### Task brief
What follows is a set of records; repeat all of them exactly.

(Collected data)
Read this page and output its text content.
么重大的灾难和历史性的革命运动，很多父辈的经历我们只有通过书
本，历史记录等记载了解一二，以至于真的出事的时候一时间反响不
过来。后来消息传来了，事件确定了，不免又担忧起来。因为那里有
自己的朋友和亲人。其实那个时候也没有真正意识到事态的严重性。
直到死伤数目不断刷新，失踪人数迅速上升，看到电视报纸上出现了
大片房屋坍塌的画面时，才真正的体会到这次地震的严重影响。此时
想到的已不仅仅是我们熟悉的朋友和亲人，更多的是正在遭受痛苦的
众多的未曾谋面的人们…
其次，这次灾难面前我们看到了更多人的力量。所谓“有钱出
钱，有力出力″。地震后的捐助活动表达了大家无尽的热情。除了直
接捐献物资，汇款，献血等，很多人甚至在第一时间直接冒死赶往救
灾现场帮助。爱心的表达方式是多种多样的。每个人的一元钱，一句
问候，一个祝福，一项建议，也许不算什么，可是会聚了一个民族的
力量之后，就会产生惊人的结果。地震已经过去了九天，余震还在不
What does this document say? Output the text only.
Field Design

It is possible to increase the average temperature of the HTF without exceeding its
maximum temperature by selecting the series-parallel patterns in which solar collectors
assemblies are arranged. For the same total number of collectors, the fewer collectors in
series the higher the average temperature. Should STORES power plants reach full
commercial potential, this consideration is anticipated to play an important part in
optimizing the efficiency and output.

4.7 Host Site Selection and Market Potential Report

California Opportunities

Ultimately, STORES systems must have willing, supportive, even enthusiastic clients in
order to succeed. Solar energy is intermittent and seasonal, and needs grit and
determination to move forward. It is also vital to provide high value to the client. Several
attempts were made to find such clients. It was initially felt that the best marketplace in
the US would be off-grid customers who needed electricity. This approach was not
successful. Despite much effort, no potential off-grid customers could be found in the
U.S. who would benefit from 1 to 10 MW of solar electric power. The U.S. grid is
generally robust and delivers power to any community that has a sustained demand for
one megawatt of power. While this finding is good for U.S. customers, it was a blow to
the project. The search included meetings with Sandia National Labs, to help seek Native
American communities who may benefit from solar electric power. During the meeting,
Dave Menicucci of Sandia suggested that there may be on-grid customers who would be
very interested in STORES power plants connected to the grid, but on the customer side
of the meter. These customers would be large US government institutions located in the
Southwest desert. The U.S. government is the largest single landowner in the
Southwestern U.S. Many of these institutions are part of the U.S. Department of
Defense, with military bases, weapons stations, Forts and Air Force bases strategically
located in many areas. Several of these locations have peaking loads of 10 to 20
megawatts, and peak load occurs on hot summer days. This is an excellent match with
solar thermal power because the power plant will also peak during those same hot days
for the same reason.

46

### Task output
Read this page and output its text content.
么重大的灾难和历史性的革命运动，很多父辈的经历我们只有通过书
本，历史记录等记载了解一二，以至于真的出事的时候一时间反响不
过来。后来消息传来了，事件确定了，不免又担忧起来。因为那里有
自己的朋友和亲人。其实那个时候也没有真正意识到事态的严重性。
直到死伤数目不断刷新，失踪人数迅速上升，看到电视报纸上出现了
大片房屋坍塌的画面时，才真正的体会到这次地震的严重影响。此时
想到的已不仅仅是我们熟悉的朋友和亲人，更多的是正在遭受痛苦的
众多的未曾谋面的人们…
其次，这次灾难面前我们看到了更多人的力量。所谓“有钱出
钱，有力出力″。地震后的捐助活动表达了大家无尽的热情。除了直
接捐献物资，汇款，献血等，很多人甚至在第一时间直接冒死赶往救
灾现场帮助。爱心的表达方式是多种多样的。每个人的一元钱，一句
问候，一个祝福，一项建议，也许不算什么，可是会聚了一个民族的
力量之后，就会产生惊人的结果。地震已经过去了九天，余震还在不
What does this document say? Output the text only.
Field Design

It is possible to increase the average temperature of the HTF without exceeding its
maximum temperature by selecting the series-parallel patterns in which solar collectors
assemblies are arranged. For the same total number of collectors, the fewer collectors in
series the higher the average temperature. Should STORES power plants reach full
commercial potential, this consideration is anticipated to play an important part in
optimizing the efficiency and output.

4.7 Host Site Selection and Market Potential Report

California Opportunities

Ultimately, STORES systems must have willing, supportive, even enthusiastic clients in
order to succeed. Solar energy is intermittent and seasonal, and needs grit and
determination to move forward. It is also vital to provide high value to the client. Several
attempts were made to find such clients. It was initially felt that the best marketplace in
the US would be off-grid customers who needed electricity. This approach was not
successful. Despite much effort, no potential off-grid customers could be found in the
U.S. who would benefit from 1 to 10 MW of solar electric power. The U.S. grid is
generally robust and delivers power to any community that has a sustained demand for
one megawatt of power. While this finding is good for U.S. customers, it was a blow to
the project. The search included meetings with Sandia National Labs, to help seek Native
American communities who may benefit from solar electric power. During the meeting,
Dave Menicucci of Sandia suggested that there may be on-grid customers who would be
very interested in STORES power plants connected to the grid, but on the customer side
of the meter. These customers would be large US government institutions located in the
Southwest desert. The U.S. government is the largest single landowner in the
Southwestern U.S. Many of these institutions are part of the U.S. Department of
Defense, with military bases, weapons stations, Forts and Air Force bases strategically
located in many areas. Several of these locations have peaking loads of 10 to 20
megawatts, and peak load occurs on hot summer days. This is an excellent match with
solar thermal power because the power plant will also peak during those same hot days
for the same reason.

46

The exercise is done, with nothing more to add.